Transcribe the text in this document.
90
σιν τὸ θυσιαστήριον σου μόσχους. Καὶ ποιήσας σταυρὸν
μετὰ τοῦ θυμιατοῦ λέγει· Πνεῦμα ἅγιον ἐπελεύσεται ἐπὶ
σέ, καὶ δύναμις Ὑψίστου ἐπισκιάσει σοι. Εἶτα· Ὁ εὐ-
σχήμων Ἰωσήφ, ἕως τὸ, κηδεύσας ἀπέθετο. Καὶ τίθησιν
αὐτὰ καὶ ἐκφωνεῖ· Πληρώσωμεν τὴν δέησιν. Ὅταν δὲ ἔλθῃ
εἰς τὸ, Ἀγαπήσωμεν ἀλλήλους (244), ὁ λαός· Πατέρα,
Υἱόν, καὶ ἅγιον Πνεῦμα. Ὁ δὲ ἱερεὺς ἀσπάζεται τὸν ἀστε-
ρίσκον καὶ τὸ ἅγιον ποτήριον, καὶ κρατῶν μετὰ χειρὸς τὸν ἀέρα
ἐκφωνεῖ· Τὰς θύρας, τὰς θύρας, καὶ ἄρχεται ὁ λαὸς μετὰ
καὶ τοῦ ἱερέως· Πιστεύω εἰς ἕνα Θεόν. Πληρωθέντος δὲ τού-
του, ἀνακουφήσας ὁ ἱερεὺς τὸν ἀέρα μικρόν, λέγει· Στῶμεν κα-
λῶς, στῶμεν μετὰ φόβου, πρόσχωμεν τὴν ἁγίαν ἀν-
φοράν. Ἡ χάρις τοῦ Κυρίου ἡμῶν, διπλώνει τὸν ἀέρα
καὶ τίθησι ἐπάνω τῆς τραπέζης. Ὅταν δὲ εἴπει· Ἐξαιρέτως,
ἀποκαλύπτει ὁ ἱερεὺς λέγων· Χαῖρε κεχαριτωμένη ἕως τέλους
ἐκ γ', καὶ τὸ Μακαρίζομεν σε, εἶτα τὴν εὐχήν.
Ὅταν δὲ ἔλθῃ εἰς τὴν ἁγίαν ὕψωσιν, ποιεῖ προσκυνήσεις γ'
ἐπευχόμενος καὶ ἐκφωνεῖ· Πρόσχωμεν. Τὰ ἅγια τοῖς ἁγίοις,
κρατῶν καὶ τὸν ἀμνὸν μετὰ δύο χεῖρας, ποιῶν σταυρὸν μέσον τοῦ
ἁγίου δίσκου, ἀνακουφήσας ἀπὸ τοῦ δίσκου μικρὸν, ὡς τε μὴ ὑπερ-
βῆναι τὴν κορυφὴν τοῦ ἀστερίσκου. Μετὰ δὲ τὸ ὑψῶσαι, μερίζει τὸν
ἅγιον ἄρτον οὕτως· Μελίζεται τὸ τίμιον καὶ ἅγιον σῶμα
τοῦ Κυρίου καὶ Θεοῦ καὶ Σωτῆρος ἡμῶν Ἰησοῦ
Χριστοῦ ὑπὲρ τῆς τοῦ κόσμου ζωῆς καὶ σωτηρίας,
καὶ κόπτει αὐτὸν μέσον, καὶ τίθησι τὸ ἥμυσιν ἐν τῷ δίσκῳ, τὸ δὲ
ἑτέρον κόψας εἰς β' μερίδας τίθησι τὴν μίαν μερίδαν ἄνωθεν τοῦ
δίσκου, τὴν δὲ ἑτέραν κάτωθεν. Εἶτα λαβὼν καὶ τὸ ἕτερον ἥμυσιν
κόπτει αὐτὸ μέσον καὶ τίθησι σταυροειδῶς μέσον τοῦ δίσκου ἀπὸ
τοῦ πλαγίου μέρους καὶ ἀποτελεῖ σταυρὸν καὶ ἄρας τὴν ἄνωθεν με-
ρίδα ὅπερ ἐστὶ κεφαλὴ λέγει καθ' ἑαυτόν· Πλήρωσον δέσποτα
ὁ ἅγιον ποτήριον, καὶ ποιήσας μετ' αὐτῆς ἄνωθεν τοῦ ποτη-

### Task instructions
Print out all the entries precisely as written.

### Output below
Transcribe the text in this document.
90
σιν τὸ θυσιαστήριον σου μόσχους. Καὶ ποιήσας σταυρὸν
μετὰ τοῦ θυμιατοῦ λέγει· Πνεῦμα ἅγιον ἐπελεύσεται ἐπὶ
σέ, καὶ δύναμις Ὑψίστου ἐπισκιάσει σοι. Εἶτα· Ὁ εὐ-
σχήμων Ἰωσήφ, ἕως τὸ, κηδεύσας ἀπέθετο. Καὶ τίθησιν
αὐτὰ καὶ ἐκφωνεῖ· Πληρώσωμεν τὴν δέησιν. Ὅταν δὲ ἔλθῃ
εἰς τὸ, Ἀγαπήσωμεν ἀλλήλους (244), ὁ λαός· Πατέρα,
Υἱόν, καὶ ἅγιον Πνεῦμα. Ὁ δὲ ἱερεὺς ἀσπάζεται τὸν ἀστε-
ρίσκον καὶ τὸ ἅγιον ποτήριον, καὶ κρατῶν μετὰ χειρὸς τὸν ἀέρα
ἐκφωνεῖ· Τὰς θύρας, τὰς θύρας, καὶ ἄρχεται ὁ λαὸς μετὰ
καὶ τοῦ ἱερέως· Πιστεύω εἰς ἕνα Θεόν. Πληρωθέντος δὲ τού-
του, ἀνακουφήσας ὁ ἱερεὺς τὸν ἀέρα μικρόν, λέγει· Στῶμεν κα-
λῶς, στῶμεν μετὰ φόβου, πρόσχωμεν τὴν ἁγίαν ἀν-
φοράν. Ἡ χάρις τοῦ Κυρίου ἡμῶν, διπλώνει τὸν ἀέρα
καὶ τίθησι ἐπάνω τῆς τραπέζης. Ὅταν δὲ εἴπει· Ἐξαιρέτως,
ἀποκαλύπτει ὁ ἱερεὺς λέγων· Χαῖρε κεχαριτωμένη ἕως τέλους
ἐκ γ', καὶ τὸ Μακαρίζομεν σε, εἶτα τὴν εὐχήν.
Ὅταν δὲ ἔλθῃ εἰς τὴν ἁγίαν ὕψωσιν, ποιεῖ προσκυνήσεις γ'
ἐπευχόμενος καὶ ἐκφωνεῖ· Πρόσχωμεν. Τὰ ἅγια τοῖς ἁγίοις,
κρατῶν καὶ τὸν ἀμνὸν μετὰ δύο χεῖρας, ποιῶν σταυρὸν μέσον τοῦ
ἁγίου δίσκου, ἀνακουφήσας ἀπὸ τοῦ δίσκου μικρὸν, ὡς τε μὴ ὑπερ-
βῆναι τὴν κορυφὴν τοῦ ἀστερίσκου. Μετὰ δὲ τὸ ὑψῶσαι, μερίζει τὸν
ἅγιον ἄρτον οὕτως· Μελίζεται τὸ τίμιον καὶ ἅγιον σῶμα
τοῦ Κυρίου καὶ Θεοῦ καὶ Σωτῆρος ἡμῶν Ἰησοῦ
Χριστοῦ ὑπὲρ τῆς τοῦ κόσμου ζωῆς καὶ σωτηρίας,
καὶ κόπτει αὐτὸν μέσον, καὶ τίθησι τὸ ἥμυσιν ἐν τῷ δίσκῳ, τὸ δὲ
ἑτέρον κόψας εἰς β' μερίδας τίθησι τὴν μίαν μερίδαν ἄνωθεν τοῦ
δίσκου, τὴν δὲ ἑτέραν κάτωθεν. Εἶτα λαβὼν καὶ τὸ ἕτερον ἥμυσιν
κόπτει αὐτὸ μέσον καὶ τίθησι σταυροειδῶς μέσον τοῦ δίσκου ἀπὸ
τοῦ πλαγίου μέρους καὶ ἀποτελεῖ σταυρὸν καὶ ἄρας τὴν ἄνωθεν με-
ρίδα ὅπερ ἐστὶ κεφαλὴ λέγει καθ' ἑαυτόν· Πλήρωσον δέσποτα
ὁ ἅγιον ποτήριον, καὶ ποιήσας μετ' αὐτῆς ἄνωθεν τοῦ ποτη-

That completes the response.